## BEGIN
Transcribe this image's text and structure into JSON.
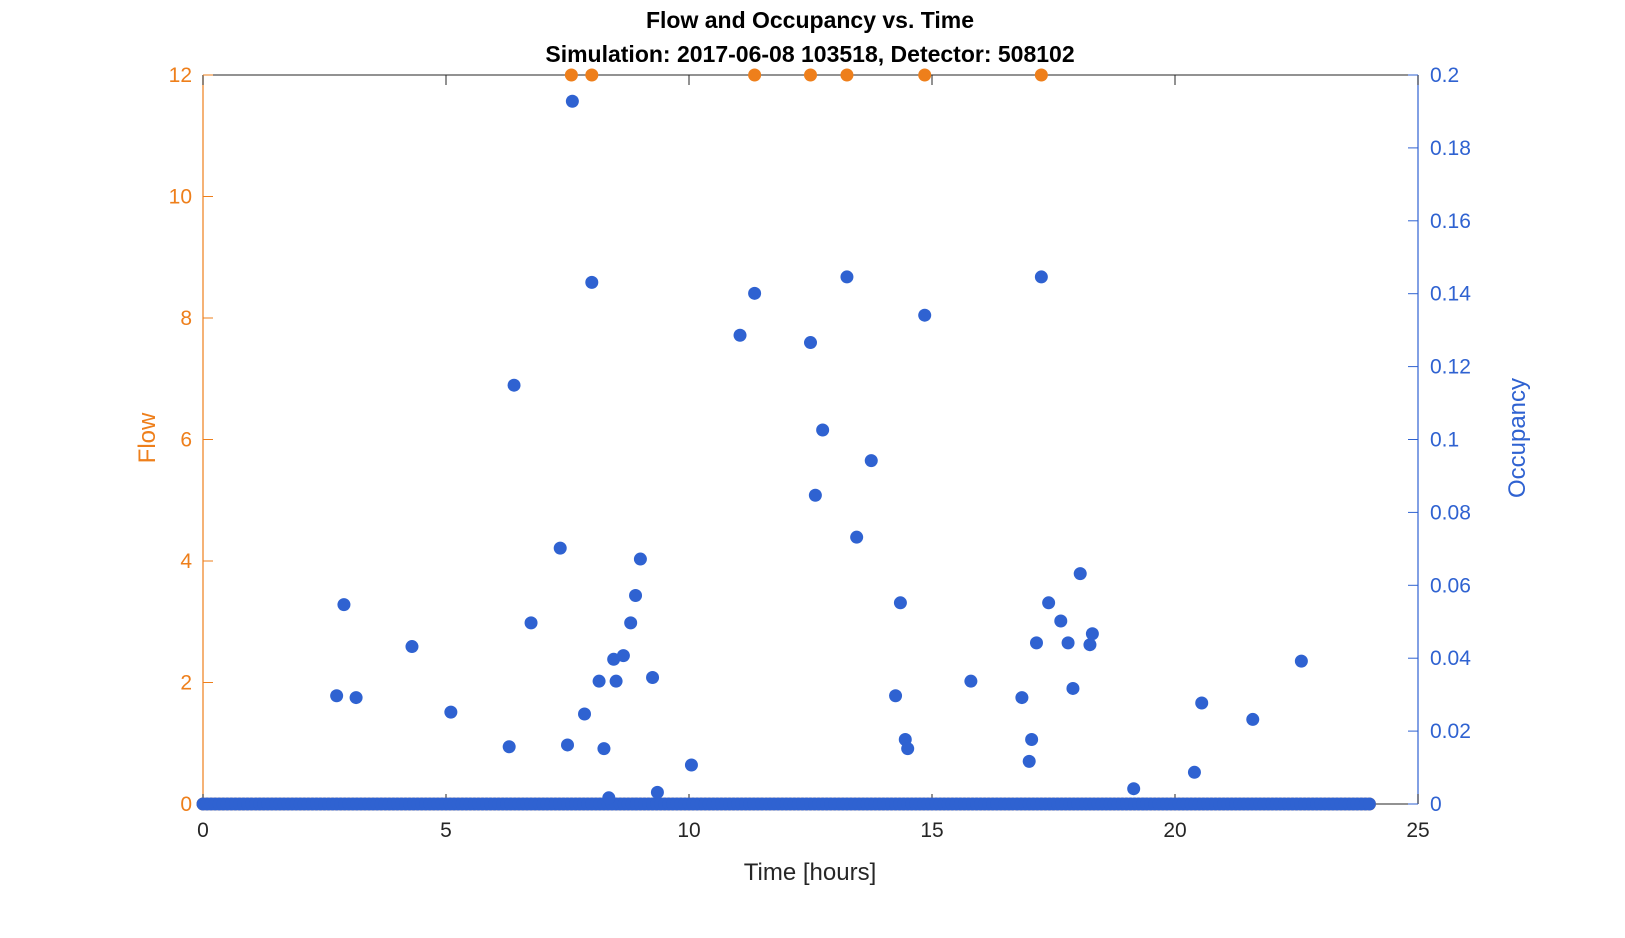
{
  "chart_data": {
    "type": "scatter",
    "title": "Flow and Occupancy vs. Time",
    "subtitle": "Simulation:  2017-06-08 103518,  Detector:  508102",
    "xlabel": "Time [hours]",
    "ylabel_left": "Flow",
    "ylabel_right": "Occupancy",
    "xlim": [
      0,
      25
    ],
    "ylim_left": [
      0,
      12
    ],
    "ylim_right": [
      0,
      0.2
    ],
    "x_ticks": [
      "0",
      "5",
      "10",
      "15",
      "20",
      "25"
    ],
    "y_left_ticks": [
      "0",
      "2",
      "4",
      "6",
      "8",
      "10",
      "12"
    ],
    "y_right_ticks": [
      "0",
      "0.02",
      "0.04",
      "0.06",
      "0.08",
      "0.1",
      "0.12",
      "0.14",
      "0.16",
      "0.18",
      "0.2"
    ],
    "grid": false,
    "colors": {
      "flow": "#EE7F1B",
      "occupancy": "#2F62D1",
      "axis": "#262626"
    },
    "series": [
      {
        "axis": "left",
        "color": "#EE7F1B",
        "baseline_value": 0,
        "baseline_x_range": [
          0,
          24
        ],
        "points": [
          {
            "x": 7.58,
            "y": 12
          },
          {
            "x": 8.0,
            "y": 12
          },
          {
            "x": 11.35,
            "y": 12
          },
          {
            "x": 12.5,
            "y": 12
          },
          {
            "x": 13.25,
            "y": 12
          },
          {
            "x": 14.85,
            "y": 12
          },
          {
            "x": 17.25,
            "y": 12
          }
        ]
      },
      {
        "axis": "right",
        "color": "#2F62D1",
        "baseline_value": 0,
        "baseline_x_range": [
          0,
          24
        ],
        "points": [
          {
            "x": 2.75,
            "y": 0.0297
          },
          {
            "x": 2.9,
            "y": 0.0547
          },
          {
            "x": 3.15,
            "y": 0.0292
          },
          {
            "x": 4.3,
            "y": 0.0432
          },
          {
            "x": 5.1,
            "y": 0.0252
          },
          {
            "x": 6.3,
            "y": 0.0157
          },
          {
            "x": 6.4,
            "y": 0.1149
          },
          {
            "x": 6.75,
            "y": 0.0497
          },
          {
            "x": 7.35,
            "y": 0.0702
          },
          {
            "x": 7.5,
            "y": 0.0162
          },
          {
            "x": 7.6,
            "y": 0.1928
          },
          {
            "x": 7.85,
            "y": 0.0247
          },
          {
            "x": 8.0,
            "y": 0.1431
          },
          {
            "x": 8.15,
            "y": 0.0337
          },
          {
            "x": 8.25,
            "y": 0.0152
          },
          {
            "x": 8.35,
            "y": 0.0017
          },
          {
            "x": 8.45,
            "y": 0.0397
          },
          {
            "x": 8.5,
            "y": 0.0337
          },
          {
            "x": 8.65,
            "y": 0.0407
          },
          {
            "x": 8.8,
            "y": 0.0497
          },
          {
            "x": 8.9,
            "y": 0.0572
          },
          {
            "x": 9.0,
            "y": 0.0672
          },
          {
            "x": 9.25,
            "y": 0.0347
          },
          {
            "x": 9.35,
            "y": 0.0032
          },
          {
            "x": 10.05,
            "y": 0.0107
          },
          {
            "x": 11.05,
            "y": 0.1286
          },
          {
            "x": 11.35,
            "y": 0.1401
          },
          {
            "x": 12.5,
            "y": 0.1266
          },
          {
            "x": 12.6,
            "y": 0.0847
          },
          {
            "x": 12.75,
            "y": 0.1026
          },
          {
            "x": 13.25,
            "y": 0.1446
          },
          {
            "x": 13.45,
            "y": 0.0732
          },
          {
            "x": 13.75,
            "y": 0.0942
          },
          {
            "x": 14.25,
            "y": 0.0297
          },
          {
            "x": 14.35,
            "y": 0.0552
          },
          {
            "x": 14.45,
            "y": 0.0177
          },
          {
            "x": 14.5,
            "y": 0.0152
          },
          {
            "x": 14.85,
            "y": 0.1341
          },
          {
            "x": 15.8,
            "y": 0.0337
          },
          {
            "x": 16.85,
            "y": 0.0292
          },
          {
            "x": 17.0,
            "y": 0.0117
          },
          {
            "x": 17.05,
            "y": 0.0177
          },
          {
            "x": 17.15,
            "y": 0.0442
          },
          {
            "x": 17.25,
            "y": 0.1446
          },
          {
            "x": 17.4,
            "y": 0.0552
          },
          {
            "x": 17.65,
            "y": 0.0502
          },
          {
            "x": 17.8,
            "y": 0.0442
          },
          {
            "x": 17.9,
            "y": 0.0317
          },
          {
            "x": 18.05,
            "y": 0.0632
          },
          {
            "x": 18.25,
            "y": 0.0437
          },
          {
            "x": 18.3,
            "y": 0.0467
          },
          {
            "x": 19.15,
            "y": 0.0042
          },
          {
            "x": 20.4,
            "y": 0.0087
          },
          {
            "x": 20.55,
            "y": 0.0277
          },
          {
            "x": 21.6,
            "y": 0.0232
          },
          {
            "x": 22.6,
            "y": 0.0392
          }
        ]
      }
    ]
  }
}
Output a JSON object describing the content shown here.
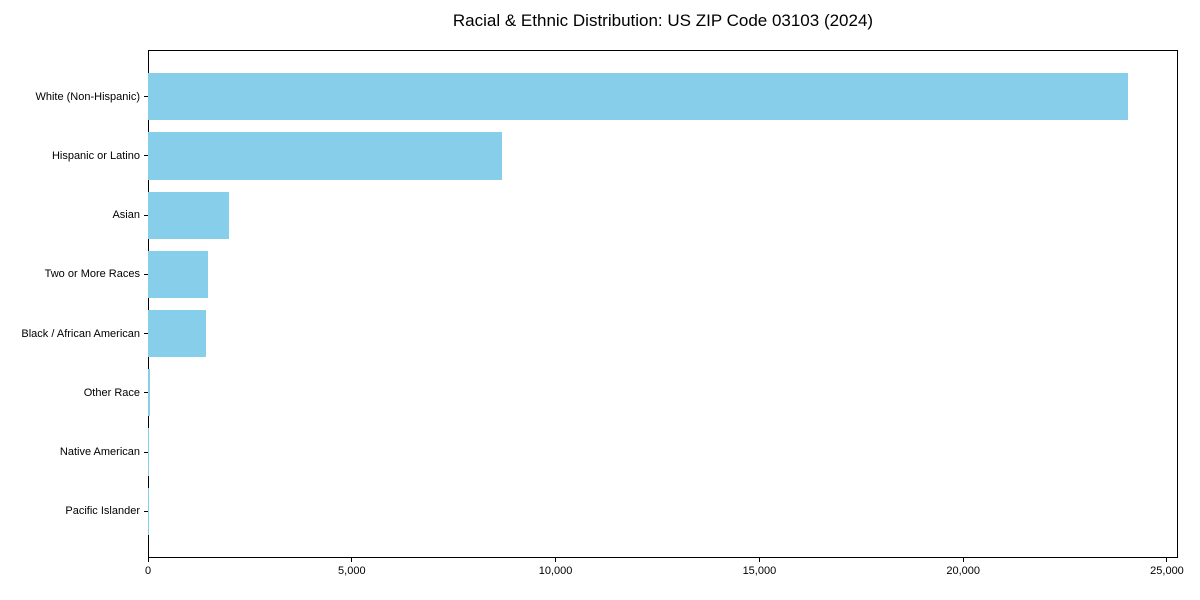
{
  "title": "Racial & Ethnic Distribution: US ZIP Code 03103 (2024)",
  "chart_data": {
    "type": "bar",
    "orientation": "horizontal",
    "title": "Racial & Ethnic Distribution: US ZIP Code 03103 (2024)",
    "categories": [
      "White (Non-Hispanic)",
      "Hispanic or Latino",
      "Asian",
      "Two or More Races",
      "Black / African American",
      "Other Race",
      "Native American",
      "Pacific Islander"
    ],
    "values": [
      24050,
      8680,
      1990,
      1470,
      1430,
      40,
      30,
      10
    ],
    "xlabel": "",
    "ylabel": "",
    "xticks": [
      0,
      5000,
      10000,
      15000,
      20000,
      25000
    ],
    "xtick_labels": [
      "0",
      "5,000",
      "10,000",
      "15,000",
      "20,000",
      "25,000"
    ],
    "xlim": [
      0,
      25270
    ],
    "grid": false,
    "legend": null,
    "bar_color": "#87CEEB",
    "background_color": "#ffffff",
    "spine_color": "#000000"
  }
}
## END
### WORK INSTRUCTIONS
Look through the listing and extract every line with "Ethnic" in it.

### SOLUTION
  "title": "Racial & Ethnic Distribution: US ZIP Code 03103 (2024)",
    "title": "Racial & Ethnic Distribution: US ZIP Code 03103 (2024)",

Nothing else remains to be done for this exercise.